> [Lista de tarefas]
• A. Explique, com base na reportagem sobre os atentados de 1989, por que explodir bancas de revista faria os eleitores indecisos escolherem Collor.
• B. Na reportagem sobre os atentados de 1989, quantas vezes a Folha telefonou para a casa de Leônidas Pires Gonçalves?
• C. Escreva a continuação da reportagem sobre os atentados de 1989 a partir da última frase apresentada.

====== Texto de origem

Entre o primeiro e o segundo turno das eleições presidenciais de 1989, oficiais do Batalhão de Forças Especiais do Exército, tropa de elite das Forças Armadas brasileiras, foram convocados para participar de atentados a bancas de jornais do Rio.
O objetivo das ações era tumultuar o cenário político para evitar uma vitória do candidato do PT, Luiz Inácio Lula da Silva, que concorria com o candidato do PRN, Fernando Collor de Mello.
A afirmação é do ex-capitão do Exército Dalton de Melo Franco, 38, que durante oito anos -entre 1986 e 1994- serviu no Batalhão de Forças Especiais.
Melo Franco, que atualmente responde na Justiça Militar a um processo por furto de munição, diz ter sido convocado em outubro de 1989 pelo então coronel Álvaro Pinheiro -hoje general e diretor de Avaliação do Exército- para comandar os atentados.
A operação, de acordo com o ex-capitão, seria de conhecimento dos superiores do coronel Álvaro Pinheiro. O Batalhão de Forças Especiais era, à época, diretamente ligado ao gabinete do então ministro do Exército, general Leônidas Pires Gonçalves.
Procurados pela Folha, nenhum dos militares citados pelo ex-capitão respondeu à reportagem.
O CML (Comando Militar do Leste) não autorizou entrevista do hoje general Álvaro Pinheiro, superior imediato do ex-capitão no Batalhão de Forças Especiais.
A Folha telefonou seis vezes para a casa do ex-ministro Leônidas Pires Gonçalves, entre as 11h30 e as 20h30 da sexta-feira. Em todas as ligações, a reportagem foi informada de que o general não estava.
"O coronel sempre respeitou a hierarquia. Uma ordem daquelas não seria dada sem que tivesse sido passada por seus superiores", afirma Melo Franco.
O ex-capitão diz que a avaliação do Exército, na época, era que o então candidato Fernando Collor de Mello não teria condições de vencer Lula no segundo turno.
Setores do Exército teriam decidido criar um clima de instabilidade para que o eleitores ainda indecisos optassem por Collor.
""Não se aceitava no Exército a idéia de bater continência para o Lula. Qual seria a forma de fazer os indecisos se voltarem para o Collor? Mostrar uma radicalização. Explodem-se bancas de revista de madrugada... Não causa a morte de ninguém", conta o ex-capitão.
Dalton de Melo Franco afirma que foi convocado verbalmente pelo então coronel Álvaro Pinheiro para comandar os atentados. Como discordava da missão, ele diz ter pedido a ordem por escrito. "Era uma operação irregular, e a ordem nunca viria por escrito."
E não veio. Pouco depois do primeiro turno das eleições presidenciais -em 15 de novembro-, algumas explosões aconteceram em bancas do centro do Rio, mas Melo Franco diz não ter participado dessas ações.

============
====== Linhas

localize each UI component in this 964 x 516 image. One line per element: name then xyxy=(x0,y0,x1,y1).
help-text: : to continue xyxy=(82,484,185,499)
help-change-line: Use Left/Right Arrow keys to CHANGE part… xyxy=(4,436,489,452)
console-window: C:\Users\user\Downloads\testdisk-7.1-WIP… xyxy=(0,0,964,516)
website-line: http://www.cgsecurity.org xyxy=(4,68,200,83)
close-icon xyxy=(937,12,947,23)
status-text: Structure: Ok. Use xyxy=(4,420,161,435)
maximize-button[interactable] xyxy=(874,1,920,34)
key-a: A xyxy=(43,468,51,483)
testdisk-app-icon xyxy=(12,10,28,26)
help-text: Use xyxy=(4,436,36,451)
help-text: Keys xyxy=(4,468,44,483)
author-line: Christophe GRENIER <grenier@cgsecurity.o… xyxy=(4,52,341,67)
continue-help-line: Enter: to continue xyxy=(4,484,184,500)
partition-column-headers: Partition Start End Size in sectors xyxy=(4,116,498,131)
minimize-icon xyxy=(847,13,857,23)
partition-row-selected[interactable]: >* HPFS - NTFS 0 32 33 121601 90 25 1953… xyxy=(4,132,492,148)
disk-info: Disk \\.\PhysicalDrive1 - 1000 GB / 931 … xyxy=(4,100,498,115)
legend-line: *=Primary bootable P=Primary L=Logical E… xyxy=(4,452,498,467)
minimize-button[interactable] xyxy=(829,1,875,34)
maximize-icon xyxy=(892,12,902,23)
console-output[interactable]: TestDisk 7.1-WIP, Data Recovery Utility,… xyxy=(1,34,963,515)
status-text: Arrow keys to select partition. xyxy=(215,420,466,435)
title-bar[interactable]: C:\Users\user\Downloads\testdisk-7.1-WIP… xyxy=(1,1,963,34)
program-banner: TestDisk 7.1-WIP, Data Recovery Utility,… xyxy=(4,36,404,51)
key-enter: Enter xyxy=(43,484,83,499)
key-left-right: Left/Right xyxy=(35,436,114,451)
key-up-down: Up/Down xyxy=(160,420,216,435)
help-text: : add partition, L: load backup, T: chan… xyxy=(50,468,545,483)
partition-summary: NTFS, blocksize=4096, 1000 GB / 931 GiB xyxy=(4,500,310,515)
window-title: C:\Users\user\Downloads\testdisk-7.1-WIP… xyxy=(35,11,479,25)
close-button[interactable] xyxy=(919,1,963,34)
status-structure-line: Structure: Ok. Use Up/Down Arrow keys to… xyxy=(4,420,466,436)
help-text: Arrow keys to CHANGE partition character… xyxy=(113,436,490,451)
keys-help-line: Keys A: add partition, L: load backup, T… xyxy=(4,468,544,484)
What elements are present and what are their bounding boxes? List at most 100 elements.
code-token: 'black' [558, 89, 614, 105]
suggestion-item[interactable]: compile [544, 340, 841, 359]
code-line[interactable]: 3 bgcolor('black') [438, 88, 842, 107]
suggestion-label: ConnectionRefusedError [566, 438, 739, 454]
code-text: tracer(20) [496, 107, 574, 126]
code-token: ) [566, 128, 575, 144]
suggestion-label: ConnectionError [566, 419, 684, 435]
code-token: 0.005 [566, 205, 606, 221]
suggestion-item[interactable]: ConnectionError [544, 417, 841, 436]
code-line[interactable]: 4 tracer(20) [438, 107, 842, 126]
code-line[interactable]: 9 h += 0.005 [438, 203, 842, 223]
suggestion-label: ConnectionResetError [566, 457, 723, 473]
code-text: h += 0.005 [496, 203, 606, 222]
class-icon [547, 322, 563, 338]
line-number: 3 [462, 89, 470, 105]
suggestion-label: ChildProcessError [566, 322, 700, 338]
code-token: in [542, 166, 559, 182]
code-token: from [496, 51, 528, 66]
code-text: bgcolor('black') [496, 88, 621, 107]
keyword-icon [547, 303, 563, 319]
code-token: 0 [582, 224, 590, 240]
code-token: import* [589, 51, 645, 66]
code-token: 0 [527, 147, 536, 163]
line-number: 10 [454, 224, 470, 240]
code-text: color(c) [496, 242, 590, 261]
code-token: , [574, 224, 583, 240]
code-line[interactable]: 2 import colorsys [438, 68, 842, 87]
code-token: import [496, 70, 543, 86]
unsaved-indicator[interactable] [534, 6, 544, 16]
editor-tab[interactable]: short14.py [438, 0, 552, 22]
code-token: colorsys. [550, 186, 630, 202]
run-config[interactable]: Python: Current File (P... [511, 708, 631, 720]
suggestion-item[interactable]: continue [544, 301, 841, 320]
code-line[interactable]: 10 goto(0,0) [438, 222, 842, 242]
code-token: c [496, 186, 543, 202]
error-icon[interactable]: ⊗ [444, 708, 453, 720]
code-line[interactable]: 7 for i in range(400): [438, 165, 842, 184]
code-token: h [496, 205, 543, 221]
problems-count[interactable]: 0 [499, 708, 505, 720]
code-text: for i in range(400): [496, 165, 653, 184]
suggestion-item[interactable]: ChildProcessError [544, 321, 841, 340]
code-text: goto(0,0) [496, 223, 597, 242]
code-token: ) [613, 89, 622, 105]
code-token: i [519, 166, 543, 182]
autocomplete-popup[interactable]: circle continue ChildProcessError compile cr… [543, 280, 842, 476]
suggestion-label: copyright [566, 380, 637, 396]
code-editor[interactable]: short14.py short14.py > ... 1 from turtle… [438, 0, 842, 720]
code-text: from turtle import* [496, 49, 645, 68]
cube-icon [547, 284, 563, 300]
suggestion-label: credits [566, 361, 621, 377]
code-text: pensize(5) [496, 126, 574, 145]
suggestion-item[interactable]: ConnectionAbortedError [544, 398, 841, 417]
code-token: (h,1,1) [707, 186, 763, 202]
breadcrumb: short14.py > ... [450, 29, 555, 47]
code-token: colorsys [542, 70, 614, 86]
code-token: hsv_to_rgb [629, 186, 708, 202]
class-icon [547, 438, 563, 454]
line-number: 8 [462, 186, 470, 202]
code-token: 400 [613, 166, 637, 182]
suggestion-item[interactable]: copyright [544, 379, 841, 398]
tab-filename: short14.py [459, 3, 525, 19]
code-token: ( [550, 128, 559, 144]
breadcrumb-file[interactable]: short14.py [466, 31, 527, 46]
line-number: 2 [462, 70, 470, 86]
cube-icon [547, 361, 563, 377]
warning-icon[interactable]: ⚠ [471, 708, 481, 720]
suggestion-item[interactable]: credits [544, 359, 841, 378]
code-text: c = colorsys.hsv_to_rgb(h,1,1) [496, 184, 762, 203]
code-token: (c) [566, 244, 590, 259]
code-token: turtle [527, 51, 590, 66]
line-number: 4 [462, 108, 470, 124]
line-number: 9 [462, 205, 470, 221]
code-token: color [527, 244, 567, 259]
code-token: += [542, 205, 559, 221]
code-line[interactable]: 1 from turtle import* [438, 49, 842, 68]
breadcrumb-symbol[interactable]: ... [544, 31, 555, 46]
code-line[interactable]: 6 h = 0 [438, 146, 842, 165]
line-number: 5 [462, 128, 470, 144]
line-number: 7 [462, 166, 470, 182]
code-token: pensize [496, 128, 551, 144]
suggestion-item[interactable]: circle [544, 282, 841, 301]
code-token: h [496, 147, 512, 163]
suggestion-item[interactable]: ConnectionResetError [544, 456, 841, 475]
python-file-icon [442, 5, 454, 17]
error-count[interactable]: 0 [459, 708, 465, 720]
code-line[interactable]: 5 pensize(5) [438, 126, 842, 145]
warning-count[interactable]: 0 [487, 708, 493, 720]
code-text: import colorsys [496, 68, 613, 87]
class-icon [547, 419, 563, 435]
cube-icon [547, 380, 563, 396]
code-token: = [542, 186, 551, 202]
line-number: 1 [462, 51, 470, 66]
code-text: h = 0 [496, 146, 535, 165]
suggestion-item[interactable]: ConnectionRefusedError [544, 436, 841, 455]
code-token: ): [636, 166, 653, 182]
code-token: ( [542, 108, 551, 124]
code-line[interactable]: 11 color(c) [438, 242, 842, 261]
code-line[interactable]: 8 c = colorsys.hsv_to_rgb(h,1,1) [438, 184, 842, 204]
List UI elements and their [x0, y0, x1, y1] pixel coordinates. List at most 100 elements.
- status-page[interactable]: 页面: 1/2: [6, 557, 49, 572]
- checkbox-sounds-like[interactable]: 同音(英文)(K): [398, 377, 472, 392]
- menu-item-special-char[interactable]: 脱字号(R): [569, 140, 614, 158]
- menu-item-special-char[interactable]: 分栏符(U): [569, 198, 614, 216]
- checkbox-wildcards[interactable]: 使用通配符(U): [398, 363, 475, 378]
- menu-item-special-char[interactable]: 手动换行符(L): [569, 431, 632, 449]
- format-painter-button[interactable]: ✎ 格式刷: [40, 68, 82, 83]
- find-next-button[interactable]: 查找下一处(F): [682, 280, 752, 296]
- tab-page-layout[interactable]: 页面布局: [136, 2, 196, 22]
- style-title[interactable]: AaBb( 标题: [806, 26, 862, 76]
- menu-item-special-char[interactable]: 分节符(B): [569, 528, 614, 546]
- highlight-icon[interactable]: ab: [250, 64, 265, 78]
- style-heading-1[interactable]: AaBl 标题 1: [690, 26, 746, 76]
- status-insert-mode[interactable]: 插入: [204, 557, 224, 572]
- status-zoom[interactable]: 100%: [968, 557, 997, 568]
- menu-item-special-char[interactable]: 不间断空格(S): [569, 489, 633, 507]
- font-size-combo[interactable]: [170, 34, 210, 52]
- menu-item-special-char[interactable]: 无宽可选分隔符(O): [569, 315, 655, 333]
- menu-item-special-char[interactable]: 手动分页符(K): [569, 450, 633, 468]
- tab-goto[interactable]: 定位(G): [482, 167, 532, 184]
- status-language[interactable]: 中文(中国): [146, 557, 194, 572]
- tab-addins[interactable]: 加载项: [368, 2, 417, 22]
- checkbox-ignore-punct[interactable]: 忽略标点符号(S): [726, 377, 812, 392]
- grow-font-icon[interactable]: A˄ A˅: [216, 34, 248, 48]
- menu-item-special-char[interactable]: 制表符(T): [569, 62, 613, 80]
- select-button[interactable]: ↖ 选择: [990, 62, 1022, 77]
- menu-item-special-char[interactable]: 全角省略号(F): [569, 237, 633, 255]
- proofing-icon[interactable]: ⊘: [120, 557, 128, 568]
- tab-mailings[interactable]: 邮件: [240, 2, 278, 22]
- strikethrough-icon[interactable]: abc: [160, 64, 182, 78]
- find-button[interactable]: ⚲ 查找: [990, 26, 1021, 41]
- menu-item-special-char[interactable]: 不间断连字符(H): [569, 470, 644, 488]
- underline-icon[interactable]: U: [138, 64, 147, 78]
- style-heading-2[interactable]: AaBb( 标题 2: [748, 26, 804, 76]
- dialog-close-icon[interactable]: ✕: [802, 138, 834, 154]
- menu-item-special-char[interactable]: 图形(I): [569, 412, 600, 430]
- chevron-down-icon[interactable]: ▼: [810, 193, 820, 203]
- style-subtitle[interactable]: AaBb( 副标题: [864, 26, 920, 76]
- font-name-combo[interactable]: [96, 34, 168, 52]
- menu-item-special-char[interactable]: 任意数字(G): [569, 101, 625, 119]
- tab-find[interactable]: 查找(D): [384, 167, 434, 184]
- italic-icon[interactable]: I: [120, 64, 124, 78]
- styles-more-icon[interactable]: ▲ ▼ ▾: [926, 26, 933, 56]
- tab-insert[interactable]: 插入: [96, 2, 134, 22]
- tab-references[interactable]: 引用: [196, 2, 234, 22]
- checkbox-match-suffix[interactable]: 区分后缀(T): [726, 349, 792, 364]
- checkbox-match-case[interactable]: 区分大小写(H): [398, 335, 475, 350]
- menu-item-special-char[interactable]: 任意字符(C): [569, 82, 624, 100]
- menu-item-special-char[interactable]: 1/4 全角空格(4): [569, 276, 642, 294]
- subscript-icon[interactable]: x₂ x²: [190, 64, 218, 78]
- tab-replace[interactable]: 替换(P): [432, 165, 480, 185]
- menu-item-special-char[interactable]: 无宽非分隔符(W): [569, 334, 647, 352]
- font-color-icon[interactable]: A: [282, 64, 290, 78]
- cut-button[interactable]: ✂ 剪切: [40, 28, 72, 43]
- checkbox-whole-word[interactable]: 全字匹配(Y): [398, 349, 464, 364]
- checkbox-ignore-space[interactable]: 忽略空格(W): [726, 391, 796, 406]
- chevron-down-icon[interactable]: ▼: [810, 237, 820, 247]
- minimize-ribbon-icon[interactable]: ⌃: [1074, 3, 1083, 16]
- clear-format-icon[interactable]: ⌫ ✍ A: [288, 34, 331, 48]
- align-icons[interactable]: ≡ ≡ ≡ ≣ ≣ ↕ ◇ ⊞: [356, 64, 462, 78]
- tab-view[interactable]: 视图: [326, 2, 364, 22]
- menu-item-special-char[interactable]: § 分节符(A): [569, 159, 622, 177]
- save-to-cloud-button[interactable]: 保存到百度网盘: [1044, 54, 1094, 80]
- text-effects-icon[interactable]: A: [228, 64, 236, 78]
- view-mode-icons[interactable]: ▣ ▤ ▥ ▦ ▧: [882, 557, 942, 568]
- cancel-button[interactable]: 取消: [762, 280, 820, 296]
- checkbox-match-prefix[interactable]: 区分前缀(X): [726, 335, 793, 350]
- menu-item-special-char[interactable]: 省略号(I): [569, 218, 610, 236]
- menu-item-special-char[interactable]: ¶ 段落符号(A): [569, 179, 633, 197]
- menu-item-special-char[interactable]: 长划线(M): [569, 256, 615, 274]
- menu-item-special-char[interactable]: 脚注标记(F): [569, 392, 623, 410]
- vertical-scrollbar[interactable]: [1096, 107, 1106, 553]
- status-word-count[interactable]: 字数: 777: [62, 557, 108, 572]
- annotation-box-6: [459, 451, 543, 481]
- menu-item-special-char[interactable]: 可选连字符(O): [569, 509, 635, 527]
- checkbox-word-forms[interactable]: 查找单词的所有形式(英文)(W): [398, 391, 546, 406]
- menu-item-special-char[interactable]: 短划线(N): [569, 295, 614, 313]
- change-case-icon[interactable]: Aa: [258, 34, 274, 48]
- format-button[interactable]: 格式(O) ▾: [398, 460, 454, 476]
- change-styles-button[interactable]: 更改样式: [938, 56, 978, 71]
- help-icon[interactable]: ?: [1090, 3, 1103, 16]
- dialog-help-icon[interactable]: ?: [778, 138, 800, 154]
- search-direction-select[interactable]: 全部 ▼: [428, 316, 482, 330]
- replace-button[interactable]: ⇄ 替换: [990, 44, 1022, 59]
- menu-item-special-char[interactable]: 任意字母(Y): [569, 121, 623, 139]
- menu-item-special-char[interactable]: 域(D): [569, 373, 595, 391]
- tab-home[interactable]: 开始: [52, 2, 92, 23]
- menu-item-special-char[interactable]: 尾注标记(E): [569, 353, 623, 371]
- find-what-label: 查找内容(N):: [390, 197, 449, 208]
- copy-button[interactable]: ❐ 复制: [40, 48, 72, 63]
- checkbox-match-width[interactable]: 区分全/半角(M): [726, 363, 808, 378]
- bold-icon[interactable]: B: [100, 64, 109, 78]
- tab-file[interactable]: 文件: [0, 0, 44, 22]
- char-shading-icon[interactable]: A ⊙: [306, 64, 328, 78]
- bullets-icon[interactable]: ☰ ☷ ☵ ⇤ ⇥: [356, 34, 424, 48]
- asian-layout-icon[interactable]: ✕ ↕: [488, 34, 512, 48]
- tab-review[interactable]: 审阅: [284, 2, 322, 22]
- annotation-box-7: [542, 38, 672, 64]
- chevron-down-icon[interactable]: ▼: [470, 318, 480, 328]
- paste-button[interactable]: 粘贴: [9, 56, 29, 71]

============

> [Respostas]
• A. Segundo o ex-capitão, as explosões criariam um clima de instabilidade e mostrariam uma radicalização, e isso faria os indecisos se voltarem para Collor. Setores do Exército avaliavam que Collor não teria condições de vencer Lula no segundo turno e não aceitavam a ideia de bater continência para Lula.

• B. Seis vezes, entre as 11h30 e as 20h30 da sexta-feira.

• C.
O então secretário estadual de Polícia Civil do Rio, Hélio Saboya, disse à Folha lembrar de poucos atentados. "Deve ter ocorrido em uma ou duas bancas e sem resultado trágico. Foi determinada a investigação, mas é um tipo de crime de difícil apuração. É claro que havia ali qualquer coisa relacionada com reação política, não se explode uma banca de jornal sem motivo", afirmou o ex-secretário.
Melo Franco diz não saber quem foi o responsável pelas explosões. "O Batalhão de Forças Especiais era composto por poucas pessoas (12 oficiais e sete sargentos). E cada um desses elementos tem personalidades diferentes. Da mesma forma que eu fui radicalmente contra -e aí eu vou até o inferno atrás-, outros eram a favor. A gente aprende nas Forças Especiais a não falar muito, a ser sempre reservado. Para não criar documentos contra você mesmo, contra a sua família. Minha família nunca soube das operações que eu estava fazendo. Noventa e nove por cento dos Forças Especiais, eu tenho certeza, fazem isso."
As declarações do ex-capitão não se restringem à área política.
Ele afirma que, infiltrados, componentes das Forças Especiais enfrentaram traficantes do Rio de Janeiro.
Encarregados de, no final dos anos 80, fazer um levantamento de informações sobre o tráfico no Rio, as Forças Especiais teriam subido os morros cariocas. Subiam armados, durante a madrugada, com máscaras nos rostos -como se fossem quadrilhas invadindo uma área rival.
As Forças Especiais envolveram-se também, de acordo com o ex-capitão, com a morte do traficante Antônio José Nicolau, o Toninho Turco, em fevereiro de 1989, na ação policial conhecida como "Operação Mosaico".
A "Mosaico" foi também o início de uma estreita colaboração, de acordo com o ex-capitão, entre o Batalhão de Forças Especiais e os banqueiros do jogo do bicho.
Incomodados com o crescimento dos negócios de Toninho Turco, o que estaria atrapalhando o movimento do bicho, os banqueiros teriam começado a passar informações para as Forças Especiais.
A "estreita colaboração" evoluiu, de acordo com Melo Franco, para o empréstimo, pelos bicheiros, de munição para operações irregulares -como a explosão, em maio de 1989, do monumento em homenagem aos três operários mortos na invasão do Exército na usina da CSN (Companhia Siderúrgica Nacional), em Volta Redonda(RJ), em novembro de 1988, e dos atentados às bancas de jornais.